Task to complete — What lines of the data hold the string "after"? Pull each one out.

Items —

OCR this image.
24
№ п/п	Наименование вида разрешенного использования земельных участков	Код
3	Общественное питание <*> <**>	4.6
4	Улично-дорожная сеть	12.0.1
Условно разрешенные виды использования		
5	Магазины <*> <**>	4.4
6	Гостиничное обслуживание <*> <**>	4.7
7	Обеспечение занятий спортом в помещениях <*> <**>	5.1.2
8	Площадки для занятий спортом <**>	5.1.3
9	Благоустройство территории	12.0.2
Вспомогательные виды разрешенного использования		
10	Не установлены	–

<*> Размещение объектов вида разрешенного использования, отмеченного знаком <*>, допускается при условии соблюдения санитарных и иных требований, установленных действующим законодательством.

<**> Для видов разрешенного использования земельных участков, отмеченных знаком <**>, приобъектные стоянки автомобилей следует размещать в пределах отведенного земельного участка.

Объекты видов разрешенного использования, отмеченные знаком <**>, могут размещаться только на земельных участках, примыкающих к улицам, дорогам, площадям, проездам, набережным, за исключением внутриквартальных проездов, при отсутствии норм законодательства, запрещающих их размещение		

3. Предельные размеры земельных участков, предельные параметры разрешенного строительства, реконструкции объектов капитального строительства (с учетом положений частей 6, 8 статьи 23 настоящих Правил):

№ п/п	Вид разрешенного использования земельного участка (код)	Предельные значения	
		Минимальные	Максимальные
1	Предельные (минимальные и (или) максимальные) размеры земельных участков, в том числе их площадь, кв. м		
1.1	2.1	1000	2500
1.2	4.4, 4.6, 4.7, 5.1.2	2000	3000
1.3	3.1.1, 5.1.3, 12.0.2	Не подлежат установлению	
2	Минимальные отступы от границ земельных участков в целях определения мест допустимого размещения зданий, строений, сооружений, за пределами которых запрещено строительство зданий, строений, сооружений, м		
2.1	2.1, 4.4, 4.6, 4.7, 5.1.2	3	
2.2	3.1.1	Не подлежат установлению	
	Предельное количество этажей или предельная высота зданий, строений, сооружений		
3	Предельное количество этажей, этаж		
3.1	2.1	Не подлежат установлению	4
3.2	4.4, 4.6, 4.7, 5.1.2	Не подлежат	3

--

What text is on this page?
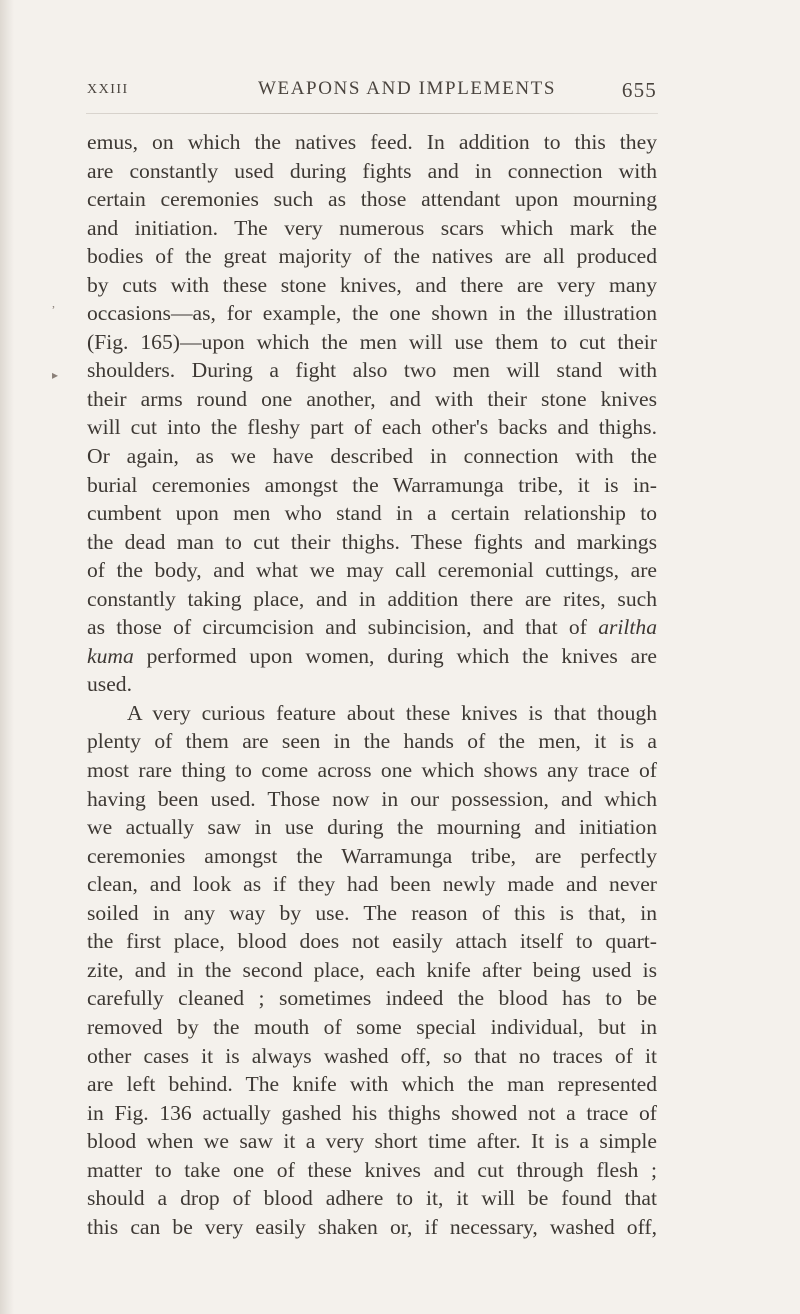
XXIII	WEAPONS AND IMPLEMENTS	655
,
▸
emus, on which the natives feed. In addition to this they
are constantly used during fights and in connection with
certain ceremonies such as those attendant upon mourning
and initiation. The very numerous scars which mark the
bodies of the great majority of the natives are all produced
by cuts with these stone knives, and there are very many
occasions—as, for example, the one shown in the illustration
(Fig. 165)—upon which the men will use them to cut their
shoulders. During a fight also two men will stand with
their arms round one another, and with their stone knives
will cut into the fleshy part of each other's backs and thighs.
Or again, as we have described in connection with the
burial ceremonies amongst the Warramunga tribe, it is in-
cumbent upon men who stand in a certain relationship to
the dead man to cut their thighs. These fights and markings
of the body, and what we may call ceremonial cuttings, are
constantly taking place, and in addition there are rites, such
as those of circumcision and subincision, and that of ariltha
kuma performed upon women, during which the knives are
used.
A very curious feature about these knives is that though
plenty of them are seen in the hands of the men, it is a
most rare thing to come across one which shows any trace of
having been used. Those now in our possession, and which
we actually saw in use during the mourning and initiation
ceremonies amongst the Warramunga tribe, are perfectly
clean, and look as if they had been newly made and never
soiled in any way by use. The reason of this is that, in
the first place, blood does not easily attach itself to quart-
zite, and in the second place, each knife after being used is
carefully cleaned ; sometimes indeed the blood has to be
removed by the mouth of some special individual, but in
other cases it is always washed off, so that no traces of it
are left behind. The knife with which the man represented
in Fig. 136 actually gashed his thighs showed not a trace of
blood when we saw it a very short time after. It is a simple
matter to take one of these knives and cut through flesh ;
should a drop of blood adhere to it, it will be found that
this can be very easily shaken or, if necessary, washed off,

Solution to the exercise —
zite, and in the second place, each knife after being used is
blood when we saw it a very short time after. It is a simple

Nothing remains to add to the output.